§ To do
All lines below must be repeated exactly, with the pictures omitted.

§ Provided information

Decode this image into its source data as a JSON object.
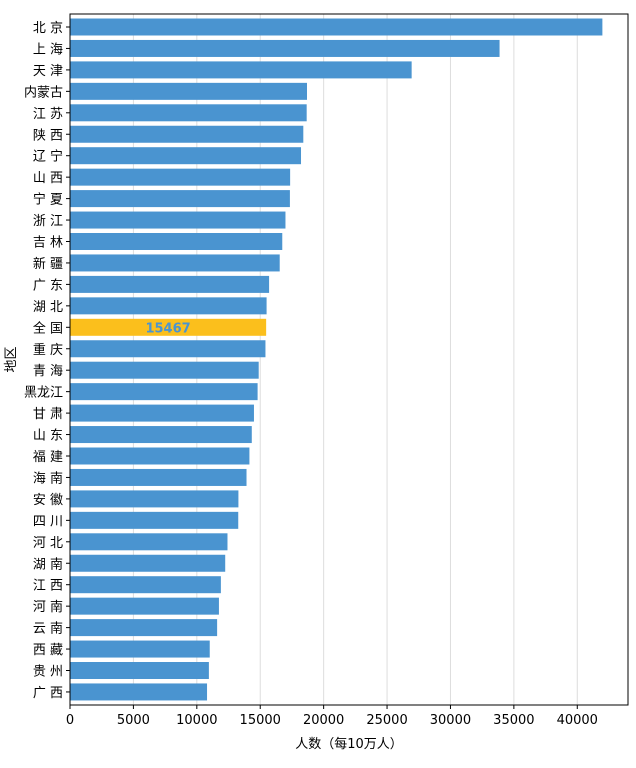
{
  "chart_data": {
    "type": "bar",
    "orientation": "horizontal",
    "title": "",
    "xlabel": "人数（每10万人）",
    "ylabel": "地区",
    "xlim": [
      0,
      44000
    ],
    "xticks": [
      0,
      5000,
      10000,
      15000,
      20000,
      25000,
      30000,
      35000,
      40000
    ],
    "grid": "vertical",
    "colors": {
      "bar": "#4a94d0",
      "highlight": "#fbbf1c",
      "label": "#4a94d0",
      "grid": "#dddddd"
    },
    "categories": [
      "北 京",
      "上 海",
      "天 津",
      "内蒙古",
      "江 苏",
      "陕 西",
      "辽 宁",
      "山 西",
      "宁 夏",
      "浙 江",
      "吉 林",
      "新 疆",
      "广 东",
      "湖 北",
      "全 国",
      "重 庆",
      "青 海",
      "黑龙江",
      "甘 肃",
      "山 东",
      "福 建",
      "海 南",
      "安 徽",
      "四 川",
      "河 北",
      "湖 南",
      "江 西",
      "河 南",
      "云 南",
      "西 藏",
      "贵 州",
      "广 西"
    ],
    "values": [
      41980,
      33872,
      26940,
      18688,
      18663,
      18397,
      18216,
      17358,
      17340,
      16990,
      16738,
      16536,
      15699,
      15502,
      15467,
      15412,
      14880,
      14793,
      14506,
      14334,
      14148,
      13919,
      13280,
      13267,
      12418,
      12239,
      11897,
      11744,
      11601,
      11019,
      10952,
      10806
    ],
    "highlight_index": 14,
    "highlight_label": "15467"
  }
}
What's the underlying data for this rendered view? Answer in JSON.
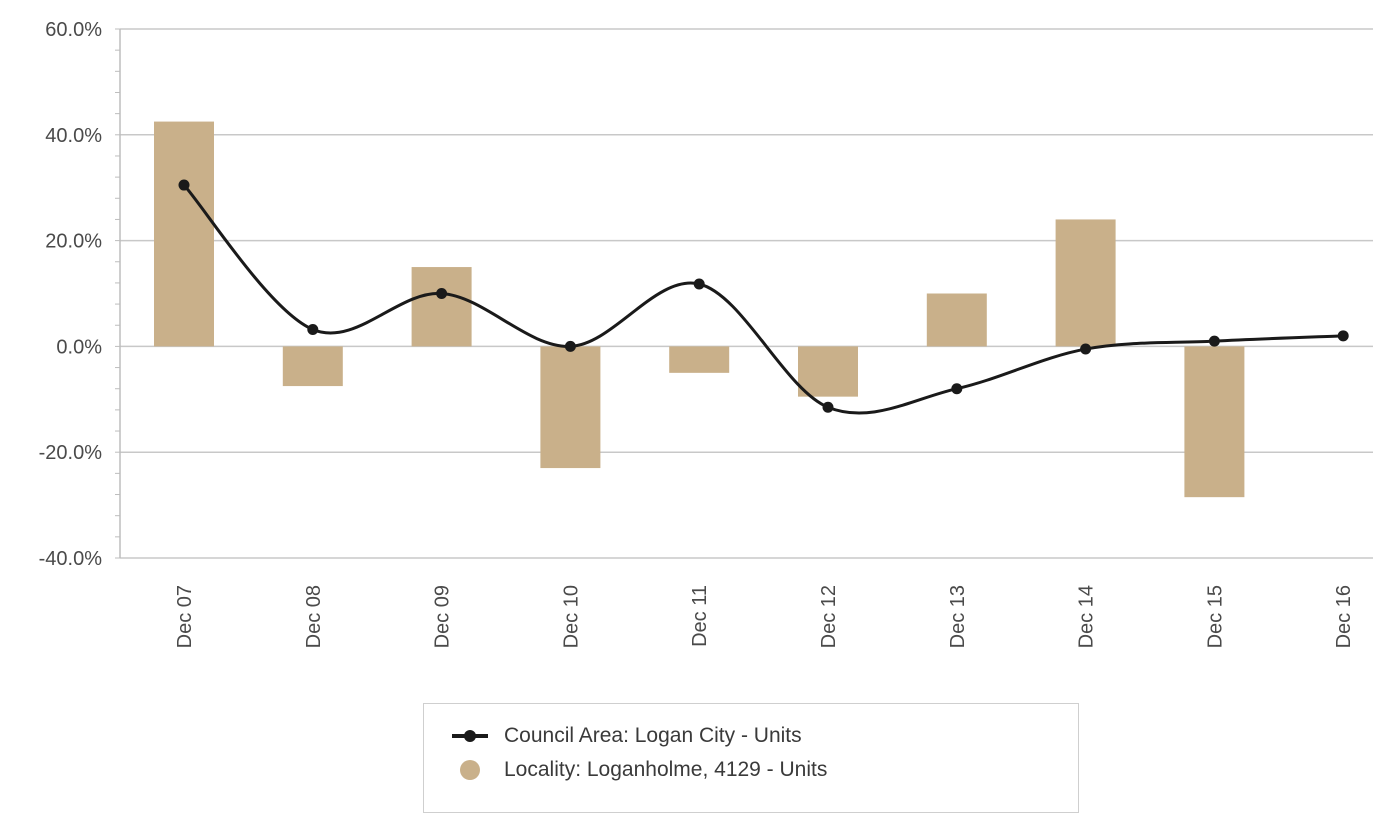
{
  "chart_data": {
    "type": "bar",
    "categories": [
      "Dec 07",
      "Dec 08",
      "Dec 09",
      "Dec 10",
      "Dec 11",
      "Dec 12",
      "Dec 13",
      "Dec 14",
      "Dec 15",
      "Dec 16"
    ],
    "series": [
      {
        "name": "Locality: Loganholme, 4129 - Units",
        "type": "bar",
        "color": "#c9b08a",
        "values": [
          42.5,
          -7.5,
          15.0,
          -23.0,
          -5.0,
          -9.5,
          10.0,
          24.0,
          -28.5,
          0.0
        ]
      },
      {
        "name": "Council Area: Logan City - Units",
        "type": "line",
        "color": "#1a1a1a",
        "values": [
          30.5,
          3.2,
          10.0,
          0.0,
          11.8,
          -11.5,
          -8.0,
          -0.5,
          1.0,
          2.0
        ]
      }
    ],
    "ylim": [
      -40,
      60
    ],
    "yticks": [
      "60.0%",
      "40.0%",
      "20.0%",
      "0.0%",
      "-20.0%",
      "-40.0%"
    ],
    "ytick_values": [
      60,
      40,
      20,
      0,
      -20,
      -40
    ],
    "grid": true,
    "legend_position": "bottom",
    "title": "",
    "xlabel": "",
    "ylabel": ""
  },
  "legend": {
    "items": [
      {
        "label": "Council Area: Logan City - Units",
        "icon": "line-marker-icon"
      },
      {
        "label": "Locality: Loganholme, 4129 - Units",
        "icon": "circle-icon",
        "color": "#c9b08a"
      }
    ]
  }
}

§ Solution to the problem
Decode this image into its source data as a JSON object.
{
  "chart_data": {
    "type": "bar",
    "orientation": "horizontal",
    "title": "",
    "xlabel": "人数（每10万人）",
    "ylabel": "地区",
    "xlim": [
      0,
      44000
    ],
    "xticks": [
      0,
      5000,
      10000,
      15000,
      20000,
      25000,
      30000,
      35000,
      40000
    ],
    "grid": "vertical",
    "colors": {
      "bar": "#4a94d0",
      "highlight": "#fbbf1c",
      "label": "#4a94d0",
      "grid": "#dddddd"
    },
    "categories": [
      "北 京",
      "上 海",
      "天 津",
      "内蒙古",
      "江 苏",
      "陕 西",
      "辽 宁",
      "山 西",
      "宁 夏",
      "浙 江",
      "吉 林",
      "新 疆",
      "广 东",
      "湖 北",
      "全 国",
      "重 庆",
      "青 海",
      "黑龙江",
      "甘 肃",
      "山 东",
      "福 建",
      "海 南",
      "安 徽",
      "四 川",
      "河 北",
      "湖 南",
      "江 西",
      "河 南",
      "云 南",
      "西 藏",
      "贵 州",
      "广 西"
    ],
    "values": [
      41980,
      33872,
      26940,
      18688,
      18663,
      18397,
      18216,
      17358,
      17340,
      16990,
      16738,
      16536,
      15699,
      15502,
      15467,
      15412,
      14880,
      14793,
      14506,
      14334,
      14148,
      13919,
      13280,
      13267,
      12418,
      12239,
      11897,
      11744,
      11601,
      11019,
      10952,
      10806
    ],
    "highlight_index": 14,
    "highlight_label": "15467"
  }
}
What's the underlying data for this rendered view? Answer in JSON.
{
  "chart_data": {
    "type": "bar",
    "categories": [
      "Dec 07",
      "Dec 08",
      "Dec 09",
      "Dec 10",
      "Dec 11",
      "Dec 12",
      "Dec 13",
      "Dec 14",
      "Dec 15",
      "Dec 16"
    ],
    "series": [
      {
        "name": "Locality: Loganholme, 4129 - Units",
        "type": "bar",
        "color": "#c9b08a",
        "values": [
          42.5,
          -7.5,
          15.0,
          -23.0,
          -5.0,
          -9.5,
          10.0,
          24.0,
          -28.5,
          0.0
        ]
      },
      {
        "name": "Council Area: Logan City - Units",
        "type": "line",
        "color": "#1a1a1a",
        "values": [
          30.5,
          3.2,
          10.0,
          0.0,
          11.8,
          -11.5,
          -8.0,
          -0.5,
          1.0,
          2.0
        ]
      }
    ],
    "ylim": [
      -40,
      60
    ],
    "yticks": [
      "60.0%",
      "40.0%",
      "20.0%",
      "0.0%",
      "-20.0%",
      "-40.0%"
    ],
    "ytick_values": [
      60,
      40,
      20,
      0,
      -20,
      -40
    ],
    "grid": true,
    "legend_position": "bottom",
    "title": "",
    "xlabel": "",
    "ylabel": ""
  },
  "legend": {
    "items": [
      {
        "label": "Council Area: Logan City - Units",
        "icon": "line-marker-icon"
      },
      {
        "label": "Locality: Loganholme, 4129 - Units",
        "icon": "circle-icon",
        "color": "#c9b08a"
      }
    ]
  }
}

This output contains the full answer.